## Task goal
Copy every line that contains the string "icon" from the entries below.

## Data to use
— start —

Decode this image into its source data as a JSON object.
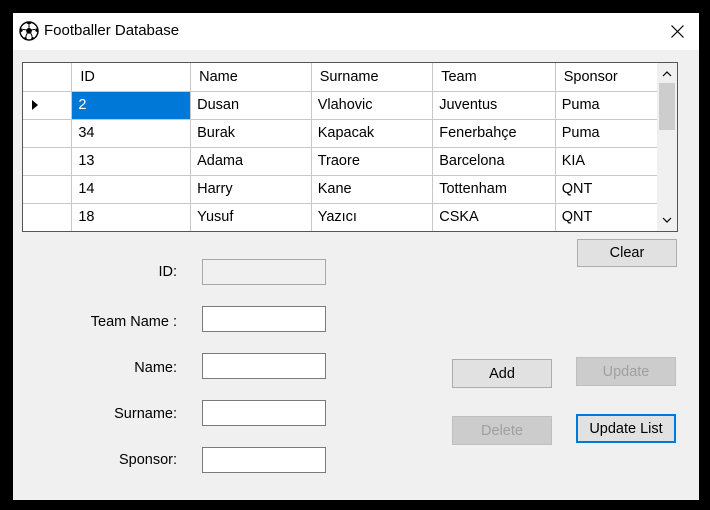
{
  "window": {
    "title": "Footballer Database",
    "app_icon": "soccer-ball-icon",
    "close_icon": "close-icon"
  },
  "grid": {
    "columns": [
      "ID",
      "Name",
      "Surname",
      "Team",
      "Sponsor"
    ],
    "rows": [
      [
        "2",
        "Dusan",
        "Vlahovic",
        "Juventus",
        "Puma"
      ],
      [
        "34",
        "Burak",
        "Kapacak",
        "Fenerbahçe",
        "Puma"
      ],
      [
        "13",
        "Adama",
        "Traore",
        "Barcelona",
        "KIA"
      ],
      [
        "14",
        "Harry",
        "Kane",
        "Tottenham",
        "QNT"
      ],
      [
        "18",
        "Yusuf",
        "Yazıcı",
        "CSKA",
        "QNT"
      ]
    ],
    "selected_row": 0,
    "selection_color": "#0078d7"
  },
  "form": {
    "id_label": "ID:",
    "team_label": "Team Name :",
    "name_label": "Name:",
    "surname_label": "Surname:",
    "sponsor_label": "Sponsor:",
    "id_value": "",
    "team_value": "",
    "name_value": "",
    "surname_value": "",
    "sponsor_value": ""
  },
  "buttons": {
    "clear": "Clear",
    "add": "Add",
    "update": "Update",
    "delete": "Delete",
    "update_list": "Update List"
  }
}
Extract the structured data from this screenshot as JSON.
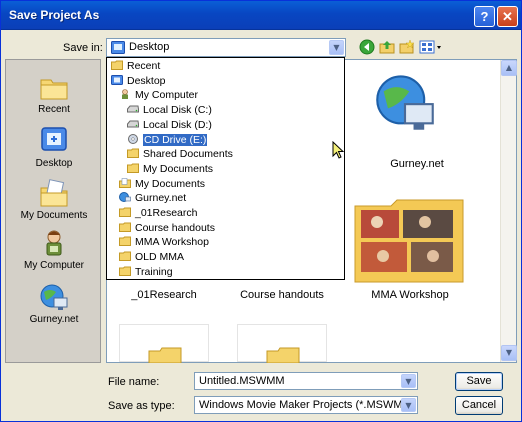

— end —

## Written response
    "app_icon": "soccer-ball-icon",
    "close_icon": "close-icon"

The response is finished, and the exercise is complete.